Given task –
Write out the lines below as a numbered list, covering the stretch from the first line through the line containing "data-point <box>204 1407 230 1434</box>". Skip any blank lines.
········
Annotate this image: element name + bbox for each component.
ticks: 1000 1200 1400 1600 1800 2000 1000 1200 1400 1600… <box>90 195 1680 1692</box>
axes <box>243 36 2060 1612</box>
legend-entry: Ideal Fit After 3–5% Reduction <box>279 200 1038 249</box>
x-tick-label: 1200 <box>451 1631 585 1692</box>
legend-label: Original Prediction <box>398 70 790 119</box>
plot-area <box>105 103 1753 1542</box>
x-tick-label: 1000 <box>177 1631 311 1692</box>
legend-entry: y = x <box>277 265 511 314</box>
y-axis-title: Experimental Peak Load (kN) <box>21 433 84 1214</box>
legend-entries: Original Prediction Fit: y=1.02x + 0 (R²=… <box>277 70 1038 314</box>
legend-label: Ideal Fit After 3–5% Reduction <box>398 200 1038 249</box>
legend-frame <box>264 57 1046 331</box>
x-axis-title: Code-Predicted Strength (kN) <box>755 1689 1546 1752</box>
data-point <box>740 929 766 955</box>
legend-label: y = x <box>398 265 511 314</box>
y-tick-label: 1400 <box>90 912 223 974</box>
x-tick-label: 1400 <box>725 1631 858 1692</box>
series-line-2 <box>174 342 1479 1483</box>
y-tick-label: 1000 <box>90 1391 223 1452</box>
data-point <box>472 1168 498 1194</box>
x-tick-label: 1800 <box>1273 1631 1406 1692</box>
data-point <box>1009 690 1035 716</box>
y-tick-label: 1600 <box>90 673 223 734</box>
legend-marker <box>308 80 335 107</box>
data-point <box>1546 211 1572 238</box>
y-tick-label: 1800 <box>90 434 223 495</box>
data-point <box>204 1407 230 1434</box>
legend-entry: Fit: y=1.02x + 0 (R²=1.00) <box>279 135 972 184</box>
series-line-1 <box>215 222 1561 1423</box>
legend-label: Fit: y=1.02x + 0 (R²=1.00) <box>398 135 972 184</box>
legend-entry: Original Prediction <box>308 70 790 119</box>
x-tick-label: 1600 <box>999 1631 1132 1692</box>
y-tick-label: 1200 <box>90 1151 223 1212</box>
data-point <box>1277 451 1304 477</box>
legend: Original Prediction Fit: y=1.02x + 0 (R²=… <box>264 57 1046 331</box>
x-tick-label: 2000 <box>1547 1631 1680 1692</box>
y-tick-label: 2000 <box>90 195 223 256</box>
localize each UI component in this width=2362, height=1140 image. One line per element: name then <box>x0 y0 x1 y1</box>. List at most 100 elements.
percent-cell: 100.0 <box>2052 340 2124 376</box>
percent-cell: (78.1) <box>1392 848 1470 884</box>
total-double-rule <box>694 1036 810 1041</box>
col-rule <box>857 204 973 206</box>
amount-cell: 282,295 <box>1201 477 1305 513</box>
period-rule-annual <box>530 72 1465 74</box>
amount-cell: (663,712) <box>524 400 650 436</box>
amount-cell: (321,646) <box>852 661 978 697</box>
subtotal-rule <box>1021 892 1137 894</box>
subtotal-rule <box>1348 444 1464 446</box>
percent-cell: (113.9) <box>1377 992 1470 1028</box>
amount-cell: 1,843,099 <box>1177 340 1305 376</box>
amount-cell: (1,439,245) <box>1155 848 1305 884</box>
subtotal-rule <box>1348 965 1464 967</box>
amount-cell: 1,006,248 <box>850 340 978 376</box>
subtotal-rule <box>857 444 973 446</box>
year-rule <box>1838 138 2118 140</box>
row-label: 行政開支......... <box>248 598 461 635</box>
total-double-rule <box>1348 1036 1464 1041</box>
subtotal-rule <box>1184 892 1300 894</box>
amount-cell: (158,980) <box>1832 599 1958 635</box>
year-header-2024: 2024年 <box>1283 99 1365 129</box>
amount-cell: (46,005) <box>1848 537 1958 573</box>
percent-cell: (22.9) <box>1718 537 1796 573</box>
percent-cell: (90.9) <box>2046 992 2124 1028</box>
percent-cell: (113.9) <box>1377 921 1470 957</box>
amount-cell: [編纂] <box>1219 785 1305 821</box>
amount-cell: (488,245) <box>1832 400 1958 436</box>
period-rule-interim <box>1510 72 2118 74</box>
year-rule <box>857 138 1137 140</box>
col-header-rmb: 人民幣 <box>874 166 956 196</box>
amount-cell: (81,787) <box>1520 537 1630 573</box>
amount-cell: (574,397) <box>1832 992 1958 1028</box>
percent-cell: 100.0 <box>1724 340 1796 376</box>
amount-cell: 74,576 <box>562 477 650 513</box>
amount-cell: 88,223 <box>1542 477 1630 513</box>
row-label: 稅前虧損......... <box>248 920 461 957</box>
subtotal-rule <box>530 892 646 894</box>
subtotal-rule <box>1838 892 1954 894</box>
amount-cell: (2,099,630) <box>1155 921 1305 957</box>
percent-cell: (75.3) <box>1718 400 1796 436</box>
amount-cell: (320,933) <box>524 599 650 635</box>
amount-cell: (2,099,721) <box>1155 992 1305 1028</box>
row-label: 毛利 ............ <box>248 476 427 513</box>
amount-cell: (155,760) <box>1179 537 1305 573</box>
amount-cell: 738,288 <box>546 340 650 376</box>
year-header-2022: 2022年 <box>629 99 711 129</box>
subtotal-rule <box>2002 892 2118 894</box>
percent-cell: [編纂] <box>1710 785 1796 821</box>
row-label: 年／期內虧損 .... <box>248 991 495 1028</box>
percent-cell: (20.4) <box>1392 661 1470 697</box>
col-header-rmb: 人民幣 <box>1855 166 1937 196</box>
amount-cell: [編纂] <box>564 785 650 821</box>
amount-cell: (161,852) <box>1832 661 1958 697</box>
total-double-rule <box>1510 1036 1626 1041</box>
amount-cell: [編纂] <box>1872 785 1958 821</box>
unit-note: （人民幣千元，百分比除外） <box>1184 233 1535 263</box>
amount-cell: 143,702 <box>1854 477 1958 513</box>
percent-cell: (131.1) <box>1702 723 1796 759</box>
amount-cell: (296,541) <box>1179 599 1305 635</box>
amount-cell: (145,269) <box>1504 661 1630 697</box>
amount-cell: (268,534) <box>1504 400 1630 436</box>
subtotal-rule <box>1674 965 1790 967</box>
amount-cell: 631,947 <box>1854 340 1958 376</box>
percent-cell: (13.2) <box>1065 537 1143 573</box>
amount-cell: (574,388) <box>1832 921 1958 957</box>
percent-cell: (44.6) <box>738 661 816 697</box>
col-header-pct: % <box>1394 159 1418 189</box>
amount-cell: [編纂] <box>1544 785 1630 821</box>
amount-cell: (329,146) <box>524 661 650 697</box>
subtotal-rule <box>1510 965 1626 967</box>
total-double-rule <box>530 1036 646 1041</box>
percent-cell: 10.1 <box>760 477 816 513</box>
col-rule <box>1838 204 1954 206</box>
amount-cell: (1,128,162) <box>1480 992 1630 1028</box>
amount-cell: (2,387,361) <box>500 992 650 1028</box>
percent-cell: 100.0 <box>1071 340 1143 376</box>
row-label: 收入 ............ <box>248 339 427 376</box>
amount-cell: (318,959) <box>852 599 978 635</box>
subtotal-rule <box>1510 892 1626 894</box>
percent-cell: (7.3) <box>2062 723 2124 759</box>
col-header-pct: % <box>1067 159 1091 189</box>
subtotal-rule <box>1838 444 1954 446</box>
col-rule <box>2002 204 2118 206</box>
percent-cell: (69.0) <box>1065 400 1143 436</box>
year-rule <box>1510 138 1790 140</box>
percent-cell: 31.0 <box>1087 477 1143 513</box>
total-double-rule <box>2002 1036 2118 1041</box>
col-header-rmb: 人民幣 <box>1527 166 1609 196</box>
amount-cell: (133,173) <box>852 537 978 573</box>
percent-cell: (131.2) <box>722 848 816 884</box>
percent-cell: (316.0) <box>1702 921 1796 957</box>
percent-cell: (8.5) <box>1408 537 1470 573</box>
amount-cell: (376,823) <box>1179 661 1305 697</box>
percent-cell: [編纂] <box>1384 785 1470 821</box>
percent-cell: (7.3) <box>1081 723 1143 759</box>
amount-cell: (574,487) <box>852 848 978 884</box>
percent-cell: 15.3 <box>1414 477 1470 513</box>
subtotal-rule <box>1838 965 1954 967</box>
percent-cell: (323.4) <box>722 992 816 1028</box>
········
Solution for this problem –
1. Annotate this image: element name + bbox for each component.
2. ticks: 1000 1200 1400 1600 1800 2000 1000 1200 1400 1600… <box>90 195 1680 1692</box>
3. axes <box>243 36 2060 1612</box>
4. legend-entry: Ideal Fit After 3–5% Reduction <box>279 200 1038 249</box>
5. x-tick-label: 1200 <box>451 1631 585 1692</box>
6. legend-label: Original Prediction <box>398 70 790 119</box>
7. plot-area <box>105 103 1753 1542</box>
8. x-tick-label: 1000 <box>177 1631 311 1692</box>
9. legend-entry: y = x <box>277 265 511 314</box>
10. y-axis-title: Experimental Peak Load (kN) <box>21 433 84 1214</box>
11. legend-entries: Original Prediction Fit: y=1.02x + 0 (R²=… <box>277 70 1038 314</box>
12. legend-label: Ideal Fit After 3–5% Reduction <box>398 200 1038 249</box>
13. legend-frame <box>264 57 1046 331</box>
14. x-axis-title: Code-Predicted Strength (kN) <box>755 1689 1546 1752</box>
15. data-point <box>740 929 766 955</box>
16. legend-label: y = x <box>398 265 511 314</box>
17. y-tick-label: 1400 <box>90 912 223 974</box>
18. x-tick-label: 1400 <box>725 1631 858 1692</box>
19. series-line-2 <box>174 342 1479 1483</box>
20. y-tick-label: 1000 <box>90 1391 223 1452</box>
21. data-point <box>472 1168 498 1194</box>
22. x-tick-label: 1800 <box>1273 1631 1406 1692</box>
23. data-point <box>1009 690 1035 716</box>
24. y-tick-label: 1600 <box>90 673 223 734</box>
25. legend-marker <box>308 80 335 107</box>
26. data-point <box>1546 211 1572 238</box>
27. y-tick-label: 1800 <box>90 434 223 495</box>
28. data-point <box>204 1407 230 1434</box>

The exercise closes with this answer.